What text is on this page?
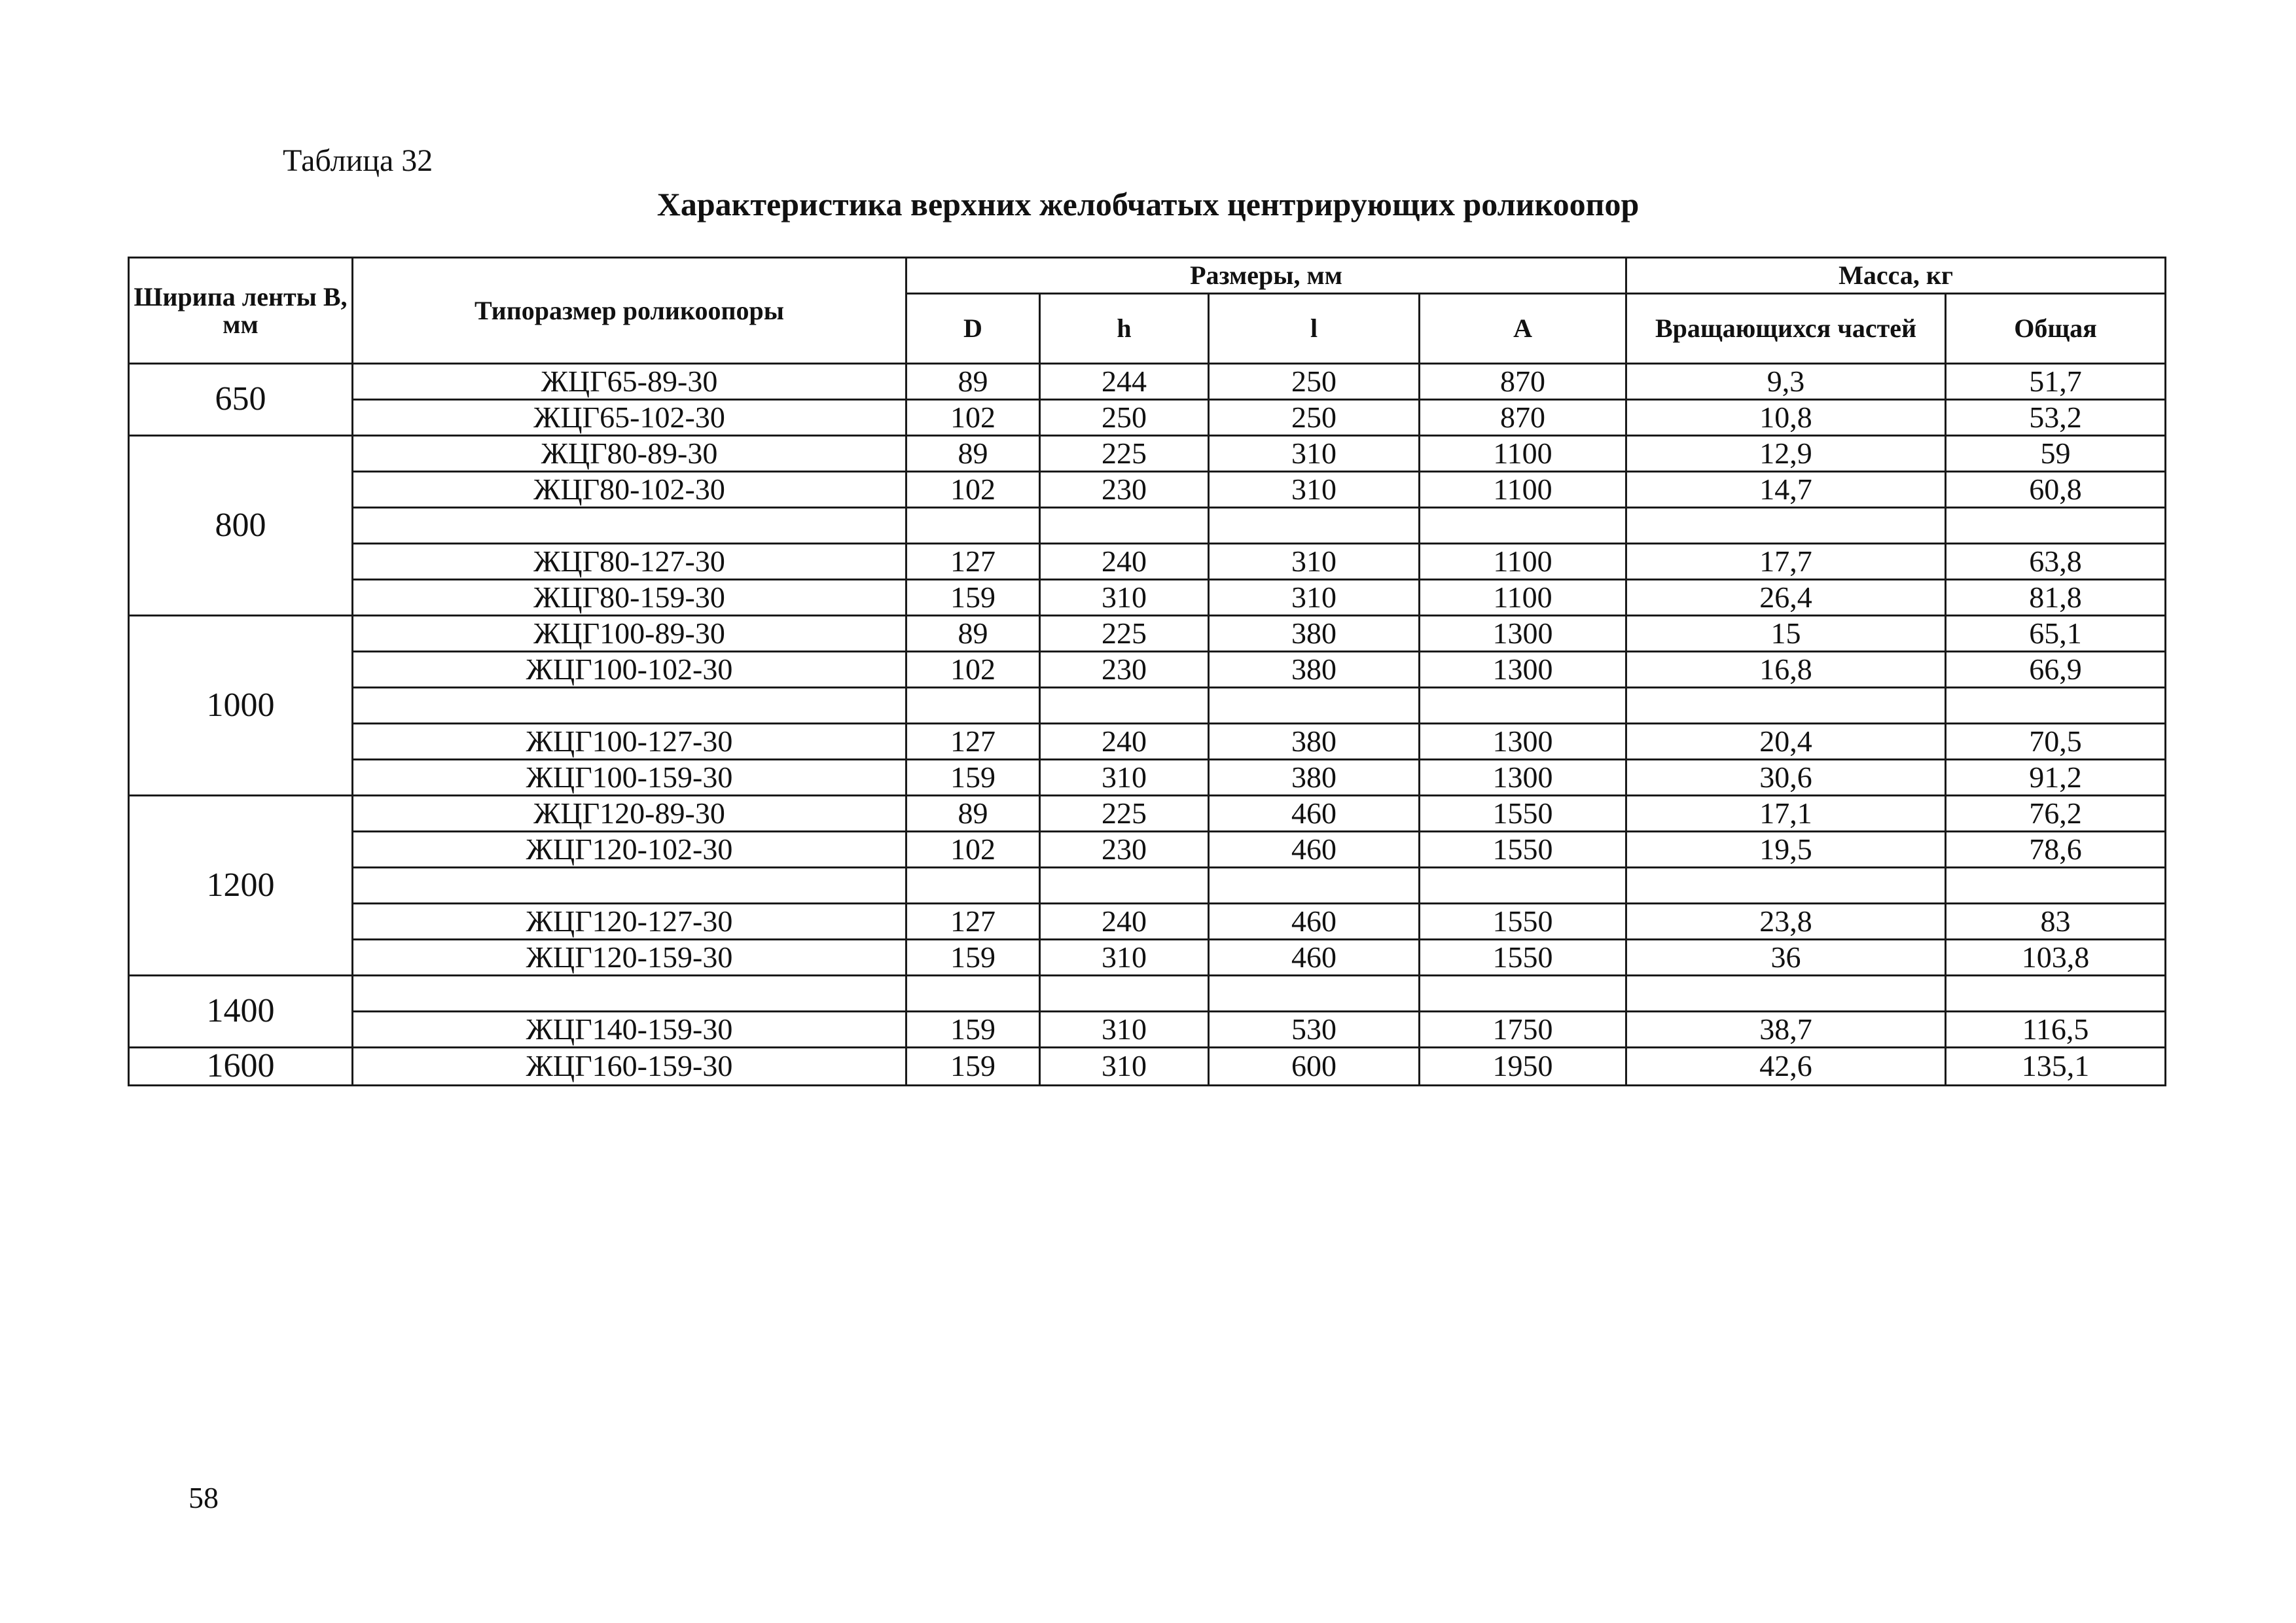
Таблица 32
Характеристика верхних желобчатых центрирующих роликоопор
Ширипа ленты В, мм	Типоразмер роликоопоры	Размеры, мм				Масса, кг	
		D	h	l	A	Вращающихся частей	Общая
650	ЖЦГ65-89-30	89	244	250	870	9,3	51,7
	ЖЦГ65-102-30	102	250	250	870	10,8	53,2
800	ЖЦГ80-89-30	89	225	310	1100	12,9	59
	ЖЦГ80-102-30	102	230	310	1100	14,7	60,8

	ЖЦГ80-127-30	127	240	310	1100	17,7	63,8
	ЖЦГ80-159-30	159	310	310	1100	26,4	81,8
1000	ЖЦГ100-89-30	89	225	380	1300	15	65,1
	ЖЦГ100-102-30	102	230	380	1300	16,8	66,9

	ЖЦГ100-127-30	127	240	380	1300	20,4	70,5
	ЖЦГ100-159-30	159	310	380	1300	30,6	91,2
1200	ЖЦГ120-89-30	89	225	460	1550	17,1	76,2
	ЖЦГ120-102-30	102	230	460	1550	19,5	78,6

	ЖЦГ120-127-30	127	240	460	1550	23,8	83
	ЖЦГ120-159-30	159	310	460	1550	36	103,8
1400							
	ЖЦГ140-159-30	159	310	530	1750	38,7	116,5
1600	ЖЦГ160-159-30	159	310	600	1950	42,6	135,1
58
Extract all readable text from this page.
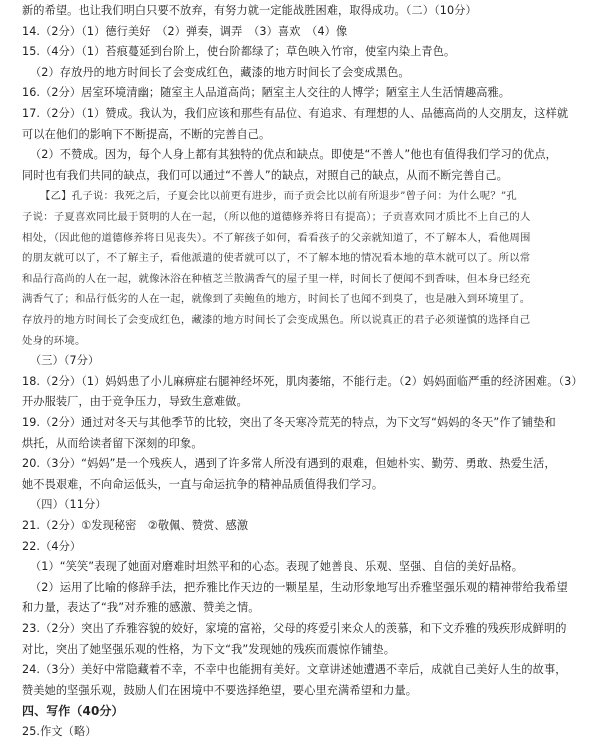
新的希望。也让我们明白只要不放弃，有努力就一定能战胜困难，取得成功。（二）（10分）
14.（2分）（1）德行美好　（2）弹奏，调弄　（3）喜欢　（4）像
15.（4分）（1）苔痕蔓延到台阶上，使台阶都绿了；草色映入竹帘，使室内染上青色。
（2）存放丹的地方时间长了会变成红色，藏漆的地方时间长了会变成黑色。
16.（2分）居室环境清幽；随室主人品道高尚；陋室主人交往的人博学；陋室主人生活情趣高雅。
17.（2分）（1）赞成。我认为，我们应该和那些有品位、有追求、有理想的人、品德高尚的人交朋友，这样就
可以在他们的影响下不断提高，不断的完善自己。
（2）不赞成。因为，每个人身上都有其独特的优点和缺点。即使是“不善人”他也有值得我们学习的优点，
同时也有我们共同的缺点，我们可以通过“不善人”的缺点，对照自己的缺点，从而不断完善自己。
【乙】孔子说：我死之后，子夏会比以前更有进步，而子贡会比以前有所退步”曾子问：为什么呢？”孔
子说：子夏喜欢同比最于贤明的人在一起，（所以他的道德修养将日有提高）；子贡喜欢同才质比不上自己的人
相处，（因此他的道德修养将日见丧失）。不了解孩子如何，看看孩子的父亲就知道了，不了解本人，看他周围
的朋友就可以了，不了解主子，看他派遣的使者就可以了，不了解本地的情况看本地的草木就可以了。所以常
和品行高尚的人在一起，就像沐浴在种植芝兰散满香气的屋子里一样，时间长了便闻不到香味，但本身已经充
满香气了；和品行低劣的人在一起，就像到了卖鲍鱼的地方，时间长了也闻不到臭了，也是融入到环境里了。
存放丹的地方时间长了会变成红色，藏漆的地方时间长了会变成黑色。所以说真正的君子必须谨慎的选择自己
处身的环境。
（三）（7分）
18.（2分）（1）妈妈患了小儿麻痹症右腿神经坏死，肌肉萎缩，不能行走。（2）妈妈面临严重的经济困难。（3）
开办服装厂，由于竞争压力，导致生意难做。
19.（2分）通过对冬天与其他季节的比较，突出了冬天寒冷荒芜的特点，为下文写“妈妈的冬天”作了铺垫和
烘托，从而给读者留下深刻的印象。
20.（3分）“妈妈”是一个残疾人，遇到了许多常人所没有遇到的艰难，但她朴实、勤劳、勇敢、热爱生活，
她不畏艰难，不向命运低头，一直与命运抗争的精神品质值得我们学习。
（四）（11分）
21.（2分）①发现秘密　②敬佩、赞赏、感激
22.（4分）
（1）“笑笑”表现了她面对磨难时坦然平和的心态。表现了她善良、乐观、坚强、自信的美好品格。
（2）运用了比喻的修辞手法，把乔雅比作天边的一颗星星，生动形象地写出乔雅坚强乐观的精神带给我希望
和力量，表达了“我”对乔雅的感激、赞美之情。
23.（2分）突出了乔雅容貌的姣好，家境的富裕，父母的疼爱引来众人的羡慕，和下文乔雅的残疾形成鲜明的
对比，突出了她坚强乐观的性格，为下文“我”发现她的残疾而震惊作铺垫。
24.（3分）美好中常隐藏着不幸，不幸中也能拥有美好。文章讲述她遭遇不幸后，成就自己美好人生的故事，
赞美她的坚强乐观，鼓励人们在困境中不要选择绝望，要心里充满希望和力量。
四、写作（40分）
25.作文（略）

========================

**Exercise objective**
Output the span from the line with "Extract all readable text from this page." through the last line of the data, inclusive and exact, and omit every picture.

**Solution for this problem**
Extract all readable text from this page.
新的希望。也让我们明白只要不放弃，有努力就一定能战胜困难，取得成功。（二）（10分）
14.（2分）（1）德行美好　（2）弹奏，调弄　（3）喜欢　（4）像
15.（4分）（1）苔痕蔓延到台阶上，使台阶都绿了；草色映入竹帘，使室内染上青色。
（2）存放丹的地方时间长了会变成红色，藏漆的地方时间长了会变成黑色。
16.（2分）居室环境清幽；随室主人品道高尚；陋室主人交往的人博学；陋室主人生活情趣高雅。
17.（2分）（1）赞成。我认为，我们应该和那些有品位、有追求、有理想的人、品德高尚的人交朋友，这样就
可以在他们的影响下不断提高，不断的完善自己。
（2）不赞成。因为，每个人身上都有其独特的优点和缺点。即使是“不善人”他也有值得我们学习的优点，
同时也有我们共同的缺点，我们可以通过“不善人”的缺点，对照自己的缺点，从而不断完善自己。
【乙】孔子说：我死之后，子夏会比以前更有进步，而子贡会比以前有所退步”曾子问：为什么呢？”孔
子说：子夏喜欢同比最于贤明的人在一起，（所以他的道德修养将日有提高）；子贡喜欢同才质比不上自己的人
相处，（因此他的道德修养将日见丧失）。不了解孩子如何，看看孩子的父亲就知道了，不了解本人，看他周围
的朋友就可以了，不了解主子，看他派遣的使者就可以了，不了解本地的情况看本地的草木就可以了。所以常
和品行高尚的人在一起，就像沐浴在种植芝兰散满香气的屋子里一样，时间长了便闻不到香味，但本身已经充
满香气了；和品行低劣的人在一起，就像到了卖鲍鱼的地方，时间长了也闻不到臭了，也是融入到环境里了。
存放丹的地方时间长了会变成红色，藏漆的地方时间长了会变成黑色。所以说真正的君子必须谨慎的选择自己
处身的环境。
（三）（7分）
18.（2分）（1）妈妈患了小儿麻痹症右腿神经坏死，肌肉萎缩，不能行走。（2）妈妈面临严重的经济困难。（3）
开办服装厂，由于竞争压力，导致生意难做。
19.（2分）通过对冬天与其他季节的比较，突出了冬天寒冷荒芜的特点，为下文写“妈妈的冬天”作了铺垫和
烘托，从而给读者留下深刻的印象。
20.（3分）“妈妈”是一个残疾人，遇到了许多常人所没有遇到的艰难，但她朴实、勤劳、勇敢、热爱生活，
她不畏艰难，不向命运低头，一直与命运抗争的精神品质值得我们学习。
（四）（11分）
21.（2分）①发现秘密　②敬佩、赞赏、感激
22.（4分）
（1）“笑笑”表现了她面对磨难时坦然平和的心态。表现了她善良、乐观、坚强、自信的美好品格。
（2）运用了比喻的修辞手法，把乔雅比作天边的一颗星星，生动形象地写出乔雅坚强乐观的精神带给我希望
和力量，表达了“我”对乔雅的感激、赞美之情。
23.（2分）突出了乔雅容貌的姣好，家境的富裕，父母的疼爱引来众人的羡慕，和下文乔雅的残疾形成鲜明的
对比，突出了她坚强乐观的性格，为下文“我”发现她的残疾而震惊作铺垫。
24.（3分）美好中常隐藏着不幸，不幸中也能拥有美好。文章讲述她遭遇不幸后，成就自己美好人生的故事，
赞美她的坚强乐观，鼓励人们在困境中不要选择绝望，要心里充满希望和力量。
四、写作（40分）
25.作文（略）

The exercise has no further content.